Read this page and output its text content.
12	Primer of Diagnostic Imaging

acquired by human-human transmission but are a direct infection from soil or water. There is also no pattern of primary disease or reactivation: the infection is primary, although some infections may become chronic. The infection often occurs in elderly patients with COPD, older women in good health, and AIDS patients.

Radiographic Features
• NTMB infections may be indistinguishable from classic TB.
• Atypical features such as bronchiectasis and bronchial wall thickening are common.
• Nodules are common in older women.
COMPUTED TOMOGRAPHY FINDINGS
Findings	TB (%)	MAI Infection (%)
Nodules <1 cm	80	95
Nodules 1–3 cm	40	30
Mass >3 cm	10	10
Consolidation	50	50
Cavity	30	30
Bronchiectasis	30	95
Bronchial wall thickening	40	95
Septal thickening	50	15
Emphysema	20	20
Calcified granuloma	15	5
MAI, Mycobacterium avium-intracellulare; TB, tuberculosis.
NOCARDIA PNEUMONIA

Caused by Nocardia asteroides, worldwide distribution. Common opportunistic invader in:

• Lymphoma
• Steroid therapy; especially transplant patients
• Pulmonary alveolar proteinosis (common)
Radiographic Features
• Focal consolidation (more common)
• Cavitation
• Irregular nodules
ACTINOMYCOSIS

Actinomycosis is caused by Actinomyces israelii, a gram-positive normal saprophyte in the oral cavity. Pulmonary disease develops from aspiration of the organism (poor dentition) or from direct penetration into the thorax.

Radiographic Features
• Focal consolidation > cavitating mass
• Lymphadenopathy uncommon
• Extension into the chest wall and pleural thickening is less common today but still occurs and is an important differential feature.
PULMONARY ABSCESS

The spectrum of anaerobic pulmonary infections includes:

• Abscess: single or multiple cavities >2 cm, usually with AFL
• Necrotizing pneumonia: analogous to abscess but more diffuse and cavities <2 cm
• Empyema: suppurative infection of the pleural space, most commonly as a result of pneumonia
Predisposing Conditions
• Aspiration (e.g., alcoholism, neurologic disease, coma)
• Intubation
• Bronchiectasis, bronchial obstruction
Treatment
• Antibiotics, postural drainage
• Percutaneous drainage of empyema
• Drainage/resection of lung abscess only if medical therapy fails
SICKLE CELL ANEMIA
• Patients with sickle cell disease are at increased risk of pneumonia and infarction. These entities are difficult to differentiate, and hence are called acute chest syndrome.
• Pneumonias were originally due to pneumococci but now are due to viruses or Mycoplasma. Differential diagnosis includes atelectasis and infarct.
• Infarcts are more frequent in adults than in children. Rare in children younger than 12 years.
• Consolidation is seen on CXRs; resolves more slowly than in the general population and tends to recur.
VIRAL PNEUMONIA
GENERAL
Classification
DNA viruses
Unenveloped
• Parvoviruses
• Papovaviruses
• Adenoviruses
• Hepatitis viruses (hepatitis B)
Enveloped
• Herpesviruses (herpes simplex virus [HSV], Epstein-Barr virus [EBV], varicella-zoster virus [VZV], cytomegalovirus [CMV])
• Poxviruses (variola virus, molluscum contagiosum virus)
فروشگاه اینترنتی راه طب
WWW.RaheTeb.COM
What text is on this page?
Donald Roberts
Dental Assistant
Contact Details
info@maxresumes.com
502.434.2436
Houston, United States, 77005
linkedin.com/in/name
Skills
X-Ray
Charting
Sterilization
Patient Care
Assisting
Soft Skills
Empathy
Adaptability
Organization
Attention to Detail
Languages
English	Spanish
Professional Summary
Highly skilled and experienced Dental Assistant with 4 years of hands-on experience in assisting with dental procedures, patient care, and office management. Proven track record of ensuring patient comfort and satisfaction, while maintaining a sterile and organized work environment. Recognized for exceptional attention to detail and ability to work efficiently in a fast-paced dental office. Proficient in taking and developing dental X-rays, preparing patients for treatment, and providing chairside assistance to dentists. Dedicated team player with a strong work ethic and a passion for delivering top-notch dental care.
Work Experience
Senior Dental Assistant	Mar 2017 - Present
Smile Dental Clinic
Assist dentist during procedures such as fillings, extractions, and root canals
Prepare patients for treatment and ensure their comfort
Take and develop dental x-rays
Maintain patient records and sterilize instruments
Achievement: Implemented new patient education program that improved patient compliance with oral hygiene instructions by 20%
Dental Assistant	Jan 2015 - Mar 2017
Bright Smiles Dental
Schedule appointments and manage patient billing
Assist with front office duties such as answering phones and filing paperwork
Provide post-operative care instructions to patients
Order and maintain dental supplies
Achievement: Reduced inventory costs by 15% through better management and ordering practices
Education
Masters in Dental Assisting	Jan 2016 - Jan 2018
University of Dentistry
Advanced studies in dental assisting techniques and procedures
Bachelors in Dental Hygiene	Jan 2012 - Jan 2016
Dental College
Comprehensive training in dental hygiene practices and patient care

Aim of the exercise
Some of the data mentions "thickening". Copy every line where it does.

Response box
• Atypical features such as bronchiectasis and bronchial wall thickening are common.
Bronchial wall thickening	40	95
Septal thickening	50	15
• Extension into the chest wall and pleural thickening is less common today but still occurs and is an important differential feature.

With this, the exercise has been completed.